## What is required
In the listing that follows, count every line with the word "πλὴν" in it and write only the total.

[Dataset items]

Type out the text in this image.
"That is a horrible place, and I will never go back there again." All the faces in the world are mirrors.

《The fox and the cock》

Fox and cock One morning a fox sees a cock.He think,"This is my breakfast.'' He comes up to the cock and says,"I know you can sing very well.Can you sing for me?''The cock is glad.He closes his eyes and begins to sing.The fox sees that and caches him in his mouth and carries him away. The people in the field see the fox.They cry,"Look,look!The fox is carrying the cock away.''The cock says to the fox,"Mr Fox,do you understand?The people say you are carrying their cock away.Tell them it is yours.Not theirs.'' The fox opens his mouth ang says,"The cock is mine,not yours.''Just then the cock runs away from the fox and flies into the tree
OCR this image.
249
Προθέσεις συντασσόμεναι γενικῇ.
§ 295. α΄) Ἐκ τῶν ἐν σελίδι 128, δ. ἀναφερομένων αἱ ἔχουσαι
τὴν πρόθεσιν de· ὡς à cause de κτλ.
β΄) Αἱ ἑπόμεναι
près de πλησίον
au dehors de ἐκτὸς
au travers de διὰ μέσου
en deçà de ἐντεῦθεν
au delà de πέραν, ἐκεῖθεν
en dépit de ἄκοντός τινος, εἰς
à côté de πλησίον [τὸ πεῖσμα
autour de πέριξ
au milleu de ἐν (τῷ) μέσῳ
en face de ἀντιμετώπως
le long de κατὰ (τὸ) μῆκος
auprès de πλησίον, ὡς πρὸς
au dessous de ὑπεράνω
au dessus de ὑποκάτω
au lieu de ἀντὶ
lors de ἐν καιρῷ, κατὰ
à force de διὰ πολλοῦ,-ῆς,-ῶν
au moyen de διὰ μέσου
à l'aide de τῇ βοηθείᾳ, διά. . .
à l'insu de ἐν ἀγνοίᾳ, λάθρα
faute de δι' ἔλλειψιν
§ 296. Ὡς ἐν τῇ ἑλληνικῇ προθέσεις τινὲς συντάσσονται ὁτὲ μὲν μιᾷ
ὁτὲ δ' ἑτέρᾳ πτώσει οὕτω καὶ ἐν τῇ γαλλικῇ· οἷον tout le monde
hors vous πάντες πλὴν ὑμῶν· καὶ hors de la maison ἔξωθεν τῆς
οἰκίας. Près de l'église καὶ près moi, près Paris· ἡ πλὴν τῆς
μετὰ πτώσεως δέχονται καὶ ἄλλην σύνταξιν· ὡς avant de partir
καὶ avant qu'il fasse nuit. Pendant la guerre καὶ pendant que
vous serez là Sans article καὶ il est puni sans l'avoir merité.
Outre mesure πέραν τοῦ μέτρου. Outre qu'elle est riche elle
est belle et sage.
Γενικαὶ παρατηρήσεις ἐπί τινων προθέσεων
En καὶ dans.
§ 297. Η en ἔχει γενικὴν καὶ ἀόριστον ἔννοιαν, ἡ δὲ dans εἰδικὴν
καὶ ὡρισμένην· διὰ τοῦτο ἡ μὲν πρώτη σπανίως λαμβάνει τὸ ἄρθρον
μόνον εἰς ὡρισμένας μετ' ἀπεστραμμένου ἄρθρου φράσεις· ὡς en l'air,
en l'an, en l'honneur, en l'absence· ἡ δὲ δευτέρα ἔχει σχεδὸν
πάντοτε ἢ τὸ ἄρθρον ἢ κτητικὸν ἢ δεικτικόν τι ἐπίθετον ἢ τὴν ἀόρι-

* * *

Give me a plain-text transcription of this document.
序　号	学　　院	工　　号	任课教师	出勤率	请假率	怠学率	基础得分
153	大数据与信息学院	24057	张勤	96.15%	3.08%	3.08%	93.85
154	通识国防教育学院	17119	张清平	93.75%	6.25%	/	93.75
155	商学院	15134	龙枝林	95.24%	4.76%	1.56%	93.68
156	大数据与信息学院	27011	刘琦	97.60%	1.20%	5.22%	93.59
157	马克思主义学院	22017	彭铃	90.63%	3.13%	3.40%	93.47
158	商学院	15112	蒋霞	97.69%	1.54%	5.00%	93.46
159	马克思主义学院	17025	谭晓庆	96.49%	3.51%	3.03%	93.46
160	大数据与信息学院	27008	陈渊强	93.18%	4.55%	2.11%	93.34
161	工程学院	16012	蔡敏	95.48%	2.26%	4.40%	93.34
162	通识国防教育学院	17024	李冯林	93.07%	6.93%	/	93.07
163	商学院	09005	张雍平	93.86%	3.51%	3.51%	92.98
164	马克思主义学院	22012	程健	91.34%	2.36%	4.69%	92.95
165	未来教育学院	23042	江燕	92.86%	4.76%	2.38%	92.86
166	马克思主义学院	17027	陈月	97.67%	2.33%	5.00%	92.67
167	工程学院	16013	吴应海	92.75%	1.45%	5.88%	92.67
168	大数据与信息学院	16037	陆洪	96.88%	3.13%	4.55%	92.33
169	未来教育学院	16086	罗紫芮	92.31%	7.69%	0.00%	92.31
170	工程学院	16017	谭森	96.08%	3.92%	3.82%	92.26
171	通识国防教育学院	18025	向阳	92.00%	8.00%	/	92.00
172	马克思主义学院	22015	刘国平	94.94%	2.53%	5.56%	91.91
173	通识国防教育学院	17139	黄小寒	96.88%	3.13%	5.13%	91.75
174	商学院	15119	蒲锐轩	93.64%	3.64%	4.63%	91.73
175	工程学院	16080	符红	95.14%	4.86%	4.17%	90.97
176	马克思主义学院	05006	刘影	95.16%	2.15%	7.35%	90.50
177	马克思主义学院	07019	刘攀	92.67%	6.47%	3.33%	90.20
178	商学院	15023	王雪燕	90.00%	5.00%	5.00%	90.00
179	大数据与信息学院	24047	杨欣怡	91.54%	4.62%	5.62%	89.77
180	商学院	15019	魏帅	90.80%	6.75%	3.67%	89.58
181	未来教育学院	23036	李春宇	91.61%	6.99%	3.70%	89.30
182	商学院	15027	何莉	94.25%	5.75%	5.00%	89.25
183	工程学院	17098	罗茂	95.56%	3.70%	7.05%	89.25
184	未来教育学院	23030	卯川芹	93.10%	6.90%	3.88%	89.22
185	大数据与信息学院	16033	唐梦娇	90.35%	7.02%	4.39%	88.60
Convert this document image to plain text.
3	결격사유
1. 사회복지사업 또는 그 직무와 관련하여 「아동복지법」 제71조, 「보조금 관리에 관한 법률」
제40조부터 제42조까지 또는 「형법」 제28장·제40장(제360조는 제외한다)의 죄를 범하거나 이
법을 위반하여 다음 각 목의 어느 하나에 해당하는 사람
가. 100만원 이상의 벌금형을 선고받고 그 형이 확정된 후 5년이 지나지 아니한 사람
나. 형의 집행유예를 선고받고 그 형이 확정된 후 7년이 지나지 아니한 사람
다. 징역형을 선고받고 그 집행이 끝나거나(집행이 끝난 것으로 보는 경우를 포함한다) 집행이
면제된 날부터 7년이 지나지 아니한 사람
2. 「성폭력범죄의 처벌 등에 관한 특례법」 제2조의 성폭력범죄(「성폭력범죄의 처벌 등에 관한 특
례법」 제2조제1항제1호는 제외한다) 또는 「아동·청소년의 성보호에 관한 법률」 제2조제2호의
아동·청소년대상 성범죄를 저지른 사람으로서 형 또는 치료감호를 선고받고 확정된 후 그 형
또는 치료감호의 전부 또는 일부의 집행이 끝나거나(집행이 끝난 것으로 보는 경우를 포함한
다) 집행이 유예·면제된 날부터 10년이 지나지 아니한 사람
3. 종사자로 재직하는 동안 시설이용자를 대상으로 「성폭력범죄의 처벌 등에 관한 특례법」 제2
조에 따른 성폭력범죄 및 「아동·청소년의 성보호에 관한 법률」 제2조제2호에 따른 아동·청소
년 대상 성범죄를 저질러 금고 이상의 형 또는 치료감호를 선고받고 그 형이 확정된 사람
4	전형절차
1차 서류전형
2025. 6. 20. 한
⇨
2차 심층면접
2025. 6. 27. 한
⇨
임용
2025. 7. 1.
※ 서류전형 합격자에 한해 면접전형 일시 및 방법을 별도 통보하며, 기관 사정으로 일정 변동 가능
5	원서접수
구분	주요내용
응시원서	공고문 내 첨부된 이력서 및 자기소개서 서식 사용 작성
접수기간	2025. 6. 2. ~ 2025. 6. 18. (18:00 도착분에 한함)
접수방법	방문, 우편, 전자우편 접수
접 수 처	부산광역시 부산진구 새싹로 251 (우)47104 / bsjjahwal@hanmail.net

## Full answer
2